GIVEN DATA
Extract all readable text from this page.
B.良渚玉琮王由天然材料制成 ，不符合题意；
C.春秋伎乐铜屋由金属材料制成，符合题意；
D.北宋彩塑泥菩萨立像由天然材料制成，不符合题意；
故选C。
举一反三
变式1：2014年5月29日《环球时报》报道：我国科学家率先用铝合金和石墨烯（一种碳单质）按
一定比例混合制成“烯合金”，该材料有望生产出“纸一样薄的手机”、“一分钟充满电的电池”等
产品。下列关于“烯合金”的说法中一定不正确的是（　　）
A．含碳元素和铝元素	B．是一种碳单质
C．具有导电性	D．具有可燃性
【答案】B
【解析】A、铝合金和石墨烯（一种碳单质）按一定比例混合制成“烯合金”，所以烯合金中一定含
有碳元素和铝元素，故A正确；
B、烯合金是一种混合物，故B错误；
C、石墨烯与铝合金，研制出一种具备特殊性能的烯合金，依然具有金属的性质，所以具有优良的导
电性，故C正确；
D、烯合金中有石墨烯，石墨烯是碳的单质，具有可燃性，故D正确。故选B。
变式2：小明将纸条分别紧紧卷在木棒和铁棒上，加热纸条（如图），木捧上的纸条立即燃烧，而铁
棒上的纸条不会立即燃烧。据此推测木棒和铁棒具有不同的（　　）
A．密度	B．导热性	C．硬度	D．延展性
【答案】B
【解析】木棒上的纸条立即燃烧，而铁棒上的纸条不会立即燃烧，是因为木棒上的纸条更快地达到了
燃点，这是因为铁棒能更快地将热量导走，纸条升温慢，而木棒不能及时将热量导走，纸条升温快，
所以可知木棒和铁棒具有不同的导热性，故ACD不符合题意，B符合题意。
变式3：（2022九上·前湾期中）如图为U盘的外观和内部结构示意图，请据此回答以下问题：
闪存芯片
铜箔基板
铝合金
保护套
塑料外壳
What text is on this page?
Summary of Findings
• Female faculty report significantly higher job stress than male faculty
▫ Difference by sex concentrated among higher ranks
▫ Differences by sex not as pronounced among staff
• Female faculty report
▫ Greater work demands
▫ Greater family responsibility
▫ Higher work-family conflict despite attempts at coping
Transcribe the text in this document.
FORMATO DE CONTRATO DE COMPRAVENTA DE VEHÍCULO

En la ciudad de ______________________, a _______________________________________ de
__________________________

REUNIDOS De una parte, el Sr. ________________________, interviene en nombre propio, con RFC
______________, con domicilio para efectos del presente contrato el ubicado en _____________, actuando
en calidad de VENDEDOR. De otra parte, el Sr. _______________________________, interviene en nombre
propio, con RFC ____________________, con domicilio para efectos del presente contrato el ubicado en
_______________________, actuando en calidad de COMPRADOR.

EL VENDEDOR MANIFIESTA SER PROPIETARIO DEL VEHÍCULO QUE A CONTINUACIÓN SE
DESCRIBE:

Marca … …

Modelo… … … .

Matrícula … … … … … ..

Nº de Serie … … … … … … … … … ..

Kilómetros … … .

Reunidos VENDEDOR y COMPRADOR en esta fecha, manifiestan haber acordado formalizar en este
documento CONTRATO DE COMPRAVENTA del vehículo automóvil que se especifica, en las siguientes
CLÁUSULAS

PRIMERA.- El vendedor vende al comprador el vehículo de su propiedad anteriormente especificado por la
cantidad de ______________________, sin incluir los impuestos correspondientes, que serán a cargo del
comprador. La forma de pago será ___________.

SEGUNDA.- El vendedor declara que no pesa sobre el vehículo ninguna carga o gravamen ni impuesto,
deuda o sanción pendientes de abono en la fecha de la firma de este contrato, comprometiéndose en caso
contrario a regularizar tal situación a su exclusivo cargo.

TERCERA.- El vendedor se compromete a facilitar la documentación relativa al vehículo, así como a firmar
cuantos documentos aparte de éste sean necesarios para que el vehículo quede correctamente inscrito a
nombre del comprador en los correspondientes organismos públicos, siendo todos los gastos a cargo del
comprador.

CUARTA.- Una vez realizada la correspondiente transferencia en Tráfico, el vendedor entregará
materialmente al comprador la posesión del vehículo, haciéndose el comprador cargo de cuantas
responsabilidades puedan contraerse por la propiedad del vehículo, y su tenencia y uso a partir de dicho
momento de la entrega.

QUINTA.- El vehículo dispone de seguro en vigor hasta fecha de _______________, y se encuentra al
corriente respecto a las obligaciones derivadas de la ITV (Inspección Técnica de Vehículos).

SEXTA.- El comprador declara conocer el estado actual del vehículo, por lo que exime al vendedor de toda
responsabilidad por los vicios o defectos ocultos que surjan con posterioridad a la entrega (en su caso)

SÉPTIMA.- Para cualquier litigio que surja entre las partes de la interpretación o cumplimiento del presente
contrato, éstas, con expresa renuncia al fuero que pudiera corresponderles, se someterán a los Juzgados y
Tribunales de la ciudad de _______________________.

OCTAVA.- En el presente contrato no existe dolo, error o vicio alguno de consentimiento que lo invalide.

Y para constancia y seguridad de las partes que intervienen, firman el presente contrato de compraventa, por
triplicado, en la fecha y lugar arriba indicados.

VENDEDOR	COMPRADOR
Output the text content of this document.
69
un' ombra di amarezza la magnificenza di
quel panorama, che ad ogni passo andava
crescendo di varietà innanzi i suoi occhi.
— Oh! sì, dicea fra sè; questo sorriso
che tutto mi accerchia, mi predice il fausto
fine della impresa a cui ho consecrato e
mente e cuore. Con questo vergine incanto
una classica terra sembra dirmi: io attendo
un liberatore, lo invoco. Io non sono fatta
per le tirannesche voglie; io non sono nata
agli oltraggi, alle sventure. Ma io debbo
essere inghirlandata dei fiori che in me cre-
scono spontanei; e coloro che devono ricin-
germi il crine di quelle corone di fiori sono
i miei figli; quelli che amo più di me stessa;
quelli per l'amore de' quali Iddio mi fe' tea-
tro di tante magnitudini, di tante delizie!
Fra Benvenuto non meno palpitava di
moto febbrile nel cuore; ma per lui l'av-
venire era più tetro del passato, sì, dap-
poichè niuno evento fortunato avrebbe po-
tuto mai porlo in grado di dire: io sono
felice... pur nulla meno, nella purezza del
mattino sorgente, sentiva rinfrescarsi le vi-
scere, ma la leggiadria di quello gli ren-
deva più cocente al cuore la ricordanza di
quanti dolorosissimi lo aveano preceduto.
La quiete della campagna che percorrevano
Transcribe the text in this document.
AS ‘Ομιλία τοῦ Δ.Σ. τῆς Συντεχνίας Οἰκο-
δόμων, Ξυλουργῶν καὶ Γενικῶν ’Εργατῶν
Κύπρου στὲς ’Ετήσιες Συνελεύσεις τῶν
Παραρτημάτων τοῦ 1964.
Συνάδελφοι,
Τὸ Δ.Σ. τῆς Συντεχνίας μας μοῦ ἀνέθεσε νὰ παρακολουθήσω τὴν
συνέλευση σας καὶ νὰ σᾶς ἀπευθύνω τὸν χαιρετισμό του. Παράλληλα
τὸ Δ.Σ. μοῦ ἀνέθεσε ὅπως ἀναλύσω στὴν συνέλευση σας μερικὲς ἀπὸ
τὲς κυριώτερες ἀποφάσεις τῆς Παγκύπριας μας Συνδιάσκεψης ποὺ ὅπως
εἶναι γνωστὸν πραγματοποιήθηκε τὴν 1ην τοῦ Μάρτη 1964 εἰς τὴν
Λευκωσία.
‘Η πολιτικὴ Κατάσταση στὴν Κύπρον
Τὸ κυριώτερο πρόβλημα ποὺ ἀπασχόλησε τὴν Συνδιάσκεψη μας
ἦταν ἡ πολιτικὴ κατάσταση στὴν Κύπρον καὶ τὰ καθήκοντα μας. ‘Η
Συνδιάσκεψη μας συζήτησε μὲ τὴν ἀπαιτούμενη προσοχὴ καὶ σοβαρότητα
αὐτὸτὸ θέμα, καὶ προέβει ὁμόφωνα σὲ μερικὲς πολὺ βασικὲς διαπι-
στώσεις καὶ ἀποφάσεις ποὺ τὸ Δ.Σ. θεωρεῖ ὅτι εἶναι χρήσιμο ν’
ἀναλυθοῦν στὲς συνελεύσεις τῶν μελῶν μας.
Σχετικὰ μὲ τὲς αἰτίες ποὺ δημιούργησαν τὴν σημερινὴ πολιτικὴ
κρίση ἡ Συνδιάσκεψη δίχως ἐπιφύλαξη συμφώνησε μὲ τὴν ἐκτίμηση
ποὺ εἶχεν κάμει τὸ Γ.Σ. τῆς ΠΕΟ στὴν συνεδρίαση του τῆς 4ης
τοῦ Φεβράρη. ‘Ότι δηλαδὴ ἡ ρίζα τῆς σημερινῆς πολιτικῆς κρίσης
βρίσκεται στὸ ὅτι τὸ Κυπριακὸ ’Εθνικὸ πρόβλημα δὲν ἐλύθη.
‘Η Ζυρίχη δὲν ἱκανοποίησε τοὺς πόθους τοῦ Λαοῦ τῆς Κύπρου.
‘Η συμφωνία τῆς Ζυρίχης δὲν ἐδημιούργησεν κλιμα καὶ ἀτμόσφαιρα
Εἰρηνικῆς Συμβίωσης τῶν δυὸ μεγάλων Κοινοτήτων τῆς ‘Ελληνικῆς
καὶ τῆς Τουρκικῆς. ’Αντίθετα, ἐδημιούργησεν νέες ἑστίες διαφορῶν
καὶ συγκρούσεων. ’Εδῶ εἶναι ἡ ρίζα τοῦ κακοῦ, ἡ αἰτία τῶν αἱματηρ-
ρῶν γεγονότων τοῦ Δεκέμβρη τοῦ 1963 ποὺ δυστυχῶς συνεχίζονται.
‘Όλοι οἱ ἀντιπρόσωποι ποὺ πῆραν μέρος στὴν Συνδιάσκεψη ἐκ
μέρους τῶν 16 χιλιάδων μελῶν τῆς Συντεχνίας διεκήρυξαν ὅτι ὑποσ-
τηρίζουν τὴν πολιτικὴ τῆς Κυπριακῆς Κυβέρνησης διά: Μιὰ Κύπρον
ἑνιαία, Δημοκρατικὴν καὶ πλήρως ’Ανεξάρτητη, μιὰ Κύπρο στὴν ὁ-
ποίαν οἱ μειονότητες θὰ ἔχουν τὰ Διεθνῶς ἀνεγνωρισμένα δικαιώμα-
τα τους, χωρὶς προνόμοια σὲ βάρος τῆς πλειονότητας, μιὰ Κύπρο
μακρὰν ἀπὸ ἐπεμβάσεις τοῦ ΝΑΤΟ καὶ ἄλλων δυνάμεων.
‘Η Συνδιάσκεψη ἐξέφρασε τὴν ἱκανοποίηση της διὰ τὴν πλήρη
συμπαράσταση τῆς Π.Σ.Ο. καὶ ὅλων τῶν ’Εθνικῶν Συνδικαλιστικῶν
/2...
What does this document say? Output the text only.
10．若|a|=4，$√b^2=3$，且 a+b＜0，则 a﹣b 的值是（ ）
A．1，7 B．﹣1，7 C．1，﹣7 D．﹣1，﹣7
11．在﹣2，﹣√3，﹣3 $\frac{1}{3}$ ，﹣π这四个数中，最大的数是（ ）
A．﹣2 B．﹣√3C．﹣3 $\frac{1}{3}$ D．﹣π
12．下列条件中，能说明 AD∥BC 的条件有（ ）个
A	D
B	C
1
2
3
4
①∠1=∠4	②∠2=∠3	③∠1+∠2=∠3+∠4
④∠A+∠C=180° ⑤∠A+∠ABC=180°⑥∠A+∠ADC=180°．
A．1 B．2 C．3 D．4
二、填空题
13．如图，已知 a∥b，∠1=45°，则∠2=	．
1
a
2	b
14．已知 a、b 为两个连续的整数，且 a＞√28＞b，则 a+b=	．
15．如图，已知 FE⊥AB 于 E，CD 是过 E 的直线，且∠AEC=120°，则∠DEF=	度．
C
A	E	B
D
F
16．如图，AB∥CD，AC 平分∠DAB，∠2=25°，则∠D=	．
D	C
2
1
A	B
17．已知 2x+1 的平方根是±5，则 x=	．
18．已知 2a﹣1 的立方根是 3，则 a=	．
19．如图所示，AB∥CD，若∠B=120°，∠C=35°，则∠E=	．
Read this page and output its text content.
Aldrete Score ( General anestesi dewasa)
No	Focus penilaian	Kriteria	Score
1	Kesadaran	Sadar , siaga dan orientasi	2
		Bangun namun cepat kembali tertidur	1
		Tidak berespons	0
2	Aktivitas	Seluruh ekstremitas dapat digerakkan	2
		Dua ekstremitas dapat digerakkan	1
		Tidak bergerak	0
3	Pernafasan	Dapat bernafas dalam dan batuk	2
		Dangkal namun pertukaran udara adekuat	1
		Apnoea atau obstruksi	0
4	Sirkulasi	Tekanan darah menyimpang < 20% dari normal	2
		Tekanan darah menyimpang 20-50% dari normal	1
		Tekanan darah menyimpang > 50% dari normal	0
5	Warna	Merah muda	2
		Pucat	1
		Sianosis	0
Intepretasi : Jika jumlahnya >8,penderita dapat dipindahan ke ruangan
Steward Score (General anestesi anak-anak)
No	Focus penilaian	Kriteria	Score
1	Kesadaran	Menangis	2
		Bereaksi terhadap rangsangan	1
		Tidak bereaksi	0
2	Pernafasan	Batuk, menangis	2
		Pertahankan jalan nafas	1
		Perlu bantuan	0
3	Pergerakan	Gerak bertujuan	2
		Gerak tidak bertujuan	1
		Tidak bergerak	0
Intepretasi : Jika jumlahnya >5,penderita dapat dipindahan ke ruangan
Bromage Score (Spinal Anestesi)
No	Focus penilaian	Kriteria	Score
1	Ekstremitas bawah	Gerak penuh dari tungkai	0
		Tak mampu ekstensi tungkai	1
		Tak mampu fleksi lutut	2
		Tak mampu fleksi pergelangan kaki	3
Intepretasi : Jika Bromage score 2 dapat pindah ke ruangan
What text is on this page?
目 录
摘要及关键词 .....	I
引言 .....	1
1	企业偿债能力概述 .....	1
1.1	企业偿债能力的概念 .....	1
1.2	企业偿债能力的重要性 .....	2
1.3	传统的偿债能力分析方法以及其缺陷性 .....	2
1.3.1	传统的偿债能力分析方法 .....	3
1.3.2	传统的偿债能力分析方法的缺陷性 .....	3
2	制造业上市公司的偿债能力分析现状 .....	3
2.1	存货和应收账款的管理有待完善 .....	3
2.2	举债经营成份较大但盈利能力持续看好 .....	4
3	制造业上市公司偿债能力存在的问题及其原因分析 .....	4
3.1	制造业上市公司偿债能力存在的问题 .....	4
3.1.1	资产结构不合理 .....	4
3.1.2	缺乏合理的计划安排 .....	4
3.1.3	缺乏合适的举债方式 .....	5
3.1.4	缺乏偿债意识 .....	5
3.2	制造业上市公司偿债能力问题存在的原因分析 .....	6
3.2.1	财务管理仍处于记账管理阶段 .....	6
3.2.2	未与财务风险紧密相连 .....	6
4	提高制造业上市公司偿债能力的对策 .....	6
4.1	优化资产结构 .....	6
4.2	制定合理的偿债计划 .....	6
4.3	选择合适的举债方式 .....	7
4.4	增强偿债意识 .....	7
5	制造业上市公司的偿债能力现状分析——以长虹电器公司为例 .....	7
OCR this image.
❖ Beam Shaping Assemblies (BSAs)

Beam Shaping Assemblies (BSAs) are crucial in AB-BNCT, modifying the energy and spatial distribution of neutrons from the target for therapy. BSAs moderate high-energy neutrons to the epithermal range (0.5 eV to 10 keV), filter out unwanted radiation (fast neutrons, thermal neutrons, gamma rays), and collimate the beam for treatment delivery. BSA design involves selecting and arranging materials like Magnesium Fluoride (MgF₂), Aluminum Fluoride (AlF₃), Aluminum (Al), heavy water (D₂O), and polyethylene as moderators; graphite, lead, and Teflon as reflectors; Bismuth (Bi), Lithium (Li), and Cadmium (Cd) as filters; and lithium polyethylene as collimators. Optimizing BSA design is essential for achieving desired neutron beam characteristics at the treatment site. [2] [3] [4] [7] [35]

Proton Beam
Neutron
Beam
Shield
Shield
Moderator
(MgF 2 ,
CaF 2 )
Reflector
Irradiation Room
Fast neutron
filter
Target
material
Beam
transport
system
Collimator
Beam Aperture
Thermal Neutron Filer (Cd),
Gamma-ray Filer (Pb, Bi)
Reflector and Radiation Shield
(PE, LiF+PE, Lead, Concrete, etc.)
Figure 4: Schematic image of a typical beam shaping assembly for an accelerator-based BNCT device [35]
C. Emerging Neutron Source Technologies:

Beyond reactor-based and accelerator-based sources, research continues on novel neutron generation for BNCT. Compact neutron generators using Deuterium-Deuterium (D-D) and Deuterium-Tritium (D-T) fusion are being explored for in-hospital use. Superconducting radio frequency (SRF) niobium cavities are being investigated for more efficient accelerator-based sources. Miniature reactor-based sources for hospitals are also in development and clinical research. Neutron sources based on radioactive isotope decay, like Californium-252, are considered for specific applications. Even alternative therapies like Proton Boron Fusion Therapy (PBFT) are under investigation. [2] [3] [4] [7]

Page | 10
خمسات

WHAT IS ASKED
Where a line of the entries contains the word "Filer", copy that line.

PROBLEM SOLUTION
Thermal Neutron Filer (Cd),
Gamma-ray Filer (Pb, Bi)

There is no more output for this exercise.